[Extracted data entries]
++++++++++++++++++++

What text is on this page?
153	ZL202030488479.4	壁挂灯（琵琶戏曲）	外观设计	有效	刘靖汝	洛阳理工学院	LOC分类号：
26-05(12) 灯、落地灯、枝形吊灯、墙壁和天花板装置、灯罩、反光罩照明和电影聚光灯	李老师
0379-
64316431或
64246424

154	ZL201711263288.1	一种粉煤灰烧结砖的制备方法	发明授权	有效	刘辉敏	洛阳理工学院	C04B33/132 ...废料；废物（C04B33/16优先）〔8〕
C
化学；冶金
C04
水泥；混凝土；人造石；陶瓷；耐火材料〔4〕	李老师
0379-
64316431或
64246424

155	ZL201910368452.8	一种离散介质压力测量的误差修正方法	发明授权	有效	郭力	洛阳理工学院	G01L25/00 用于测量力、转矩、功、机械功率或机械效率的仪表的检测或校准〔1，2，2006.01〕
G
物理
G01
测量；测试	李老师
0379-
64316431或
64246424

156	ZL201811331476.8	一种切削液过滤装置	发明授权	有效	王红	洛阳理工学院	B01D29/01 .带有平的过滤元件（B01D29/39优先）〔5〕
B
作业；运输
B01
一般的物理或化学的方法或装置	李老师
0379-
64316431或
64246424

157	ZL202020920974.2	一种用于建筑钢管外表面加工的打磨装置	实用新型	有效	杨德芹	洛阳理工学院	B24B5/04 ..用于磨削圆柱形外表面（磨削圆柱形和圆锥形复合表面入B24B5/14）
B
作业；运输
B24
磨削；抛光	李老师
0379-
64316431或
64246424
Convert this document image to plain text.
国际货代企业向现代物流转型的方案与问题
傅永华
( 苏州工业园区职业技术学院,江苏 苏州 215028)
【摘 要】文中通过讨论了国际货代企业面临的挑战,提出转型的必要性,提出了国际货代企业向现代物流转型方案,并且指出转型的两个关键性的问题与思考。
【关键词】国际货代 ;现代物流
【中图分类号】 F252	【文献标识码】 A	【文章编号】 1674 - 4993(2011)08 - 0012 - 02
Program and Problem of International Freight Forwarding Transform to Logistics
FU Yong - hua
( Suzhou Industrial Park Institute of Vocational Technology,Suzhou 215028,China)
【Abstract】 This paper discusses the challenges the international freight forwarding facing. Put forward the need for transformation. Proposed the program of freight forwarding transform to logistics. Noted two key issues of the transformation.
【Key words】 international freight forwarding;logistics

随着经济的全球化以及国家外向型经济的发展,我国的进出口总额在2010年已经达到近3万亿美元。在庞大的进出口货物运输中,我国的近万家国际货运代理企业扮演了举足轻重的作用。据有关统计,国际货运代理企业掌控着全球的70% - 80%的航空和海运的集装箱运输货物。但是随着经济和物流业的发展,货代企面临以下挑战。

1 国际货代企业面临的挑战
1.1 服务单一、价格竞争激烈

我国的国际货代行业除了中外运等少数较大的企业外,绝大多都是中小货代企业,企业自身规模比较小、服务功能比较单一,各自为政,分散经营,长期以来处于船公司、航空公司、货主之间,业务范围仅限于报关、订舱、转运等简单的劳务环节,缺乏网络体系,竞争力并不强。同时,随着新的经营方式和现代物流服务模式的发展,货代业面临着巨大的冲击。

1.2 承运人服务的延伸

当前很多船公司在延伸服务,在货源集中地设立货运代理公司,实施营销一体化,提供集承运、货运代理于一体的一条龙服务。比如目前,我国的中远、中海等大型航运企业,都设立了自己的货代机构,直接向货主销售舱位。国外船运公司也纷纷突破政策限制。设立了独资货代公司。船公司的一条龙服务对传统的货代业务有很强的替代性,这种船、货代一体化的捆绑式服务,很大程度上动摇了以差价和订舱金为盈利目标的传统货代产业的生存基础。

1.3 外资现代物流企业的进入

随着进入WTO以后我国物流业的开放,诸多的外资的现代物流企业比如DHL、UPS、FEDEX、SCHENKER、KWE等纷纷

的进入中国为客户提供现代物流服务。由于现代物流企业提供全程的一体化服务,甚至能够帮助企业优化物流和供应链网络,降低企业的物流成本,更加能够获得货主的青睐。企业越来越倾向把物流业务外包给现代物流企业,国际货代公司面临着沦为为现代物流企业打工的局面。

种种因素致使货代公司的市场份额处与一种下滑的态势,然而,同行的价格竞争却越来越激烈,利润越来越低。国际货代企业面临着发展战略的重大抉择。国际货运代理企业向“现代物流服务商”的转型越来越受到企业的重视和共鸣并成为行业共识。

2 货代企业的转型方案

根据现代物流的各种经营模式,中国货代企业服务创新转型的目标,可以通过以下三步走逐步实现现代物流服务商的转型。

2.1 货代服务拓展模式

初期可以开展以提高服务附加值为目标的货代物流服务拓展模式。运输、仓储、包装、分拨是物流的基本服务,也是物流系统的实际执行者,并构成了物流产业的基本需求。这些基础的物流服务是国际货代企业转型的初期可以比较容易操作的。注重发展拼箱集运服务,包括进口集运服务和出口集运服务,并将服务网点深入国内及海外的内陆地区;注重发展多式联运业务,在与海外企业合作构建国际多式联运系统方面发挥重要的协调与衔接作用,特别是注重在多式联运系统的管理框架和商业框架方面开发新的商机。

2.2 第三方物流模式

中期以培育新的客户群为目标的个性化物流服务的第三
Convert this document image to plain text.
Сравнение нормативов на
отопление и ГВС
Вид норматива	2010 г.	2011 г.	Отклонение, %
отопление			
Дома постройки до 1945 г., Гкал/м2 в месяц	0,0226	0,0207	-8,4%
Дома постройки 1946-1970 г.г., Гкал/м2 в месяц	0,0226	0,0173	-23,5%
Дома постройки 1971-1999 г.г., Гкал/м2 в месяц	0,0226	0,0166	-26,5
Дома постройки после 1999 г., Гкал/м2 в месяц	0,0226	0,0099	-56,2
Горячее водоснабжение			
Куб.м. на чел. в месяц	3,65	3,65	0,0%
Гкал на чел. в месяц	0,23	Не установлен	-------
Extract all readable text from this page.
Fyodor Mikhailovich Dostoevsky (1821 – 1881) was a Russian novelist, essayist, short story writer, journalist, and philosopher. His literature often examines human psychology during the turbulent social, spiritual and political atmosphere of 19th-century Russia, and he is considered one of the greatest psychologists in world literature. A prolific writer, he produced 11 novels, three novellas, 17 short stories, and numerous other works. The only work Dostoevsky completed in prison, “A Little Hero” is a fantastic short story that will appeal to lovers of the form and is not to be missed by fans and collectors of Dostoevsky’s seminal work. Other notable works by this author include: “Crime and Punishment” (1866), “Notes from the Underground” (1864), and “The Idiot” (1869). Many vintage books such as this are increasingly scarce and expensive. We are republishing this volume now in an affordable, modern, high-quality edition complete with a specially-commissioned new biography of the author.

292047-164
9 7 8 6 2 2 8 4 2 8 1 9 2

++++++++++++++++++++

Locate all lines in the listing above with the word "洛阳理工学院" and copy them.

153	ZL202030488479.4	壁挂灯（琵琶戏曲）	外观设计	有效	刘靖汝	洛阳理工学院	LOC分类号：
154	ZL201711263288.1	一种粉煤灰烧结砖的制备方法	发明授权	有效	刘辉敏	洛阳理工学院	C04B33/132 ...废料；废物（C04B33/16优先）〔8〕
155	ZL201910368452.8	一种离散介质压力测量的误差修正方法	发明授权	有效	郭力	洛阳理工学院	G01L25/00 用于测量力、转矩、功、机械功率或机械效率的仪表的检测或校准〔1，2，2006.01〕
156	ZL201811331476.8	一种切削液过滤装置	发明授权	有效	王红	洛阳理工学院	B01D29/01 .带有平的过滤元件（B01D29/39优先）〔5〕
157	ZL202020920974.2	一种用于建筑钢管外表面加工的打磨装置	实用新型	有效	杨德芹	洛阳理工学院	B24B5/04 ..用于磨削圆柱形外表面（磨削圆柱形和圆锥形复合表面入B24B5/14）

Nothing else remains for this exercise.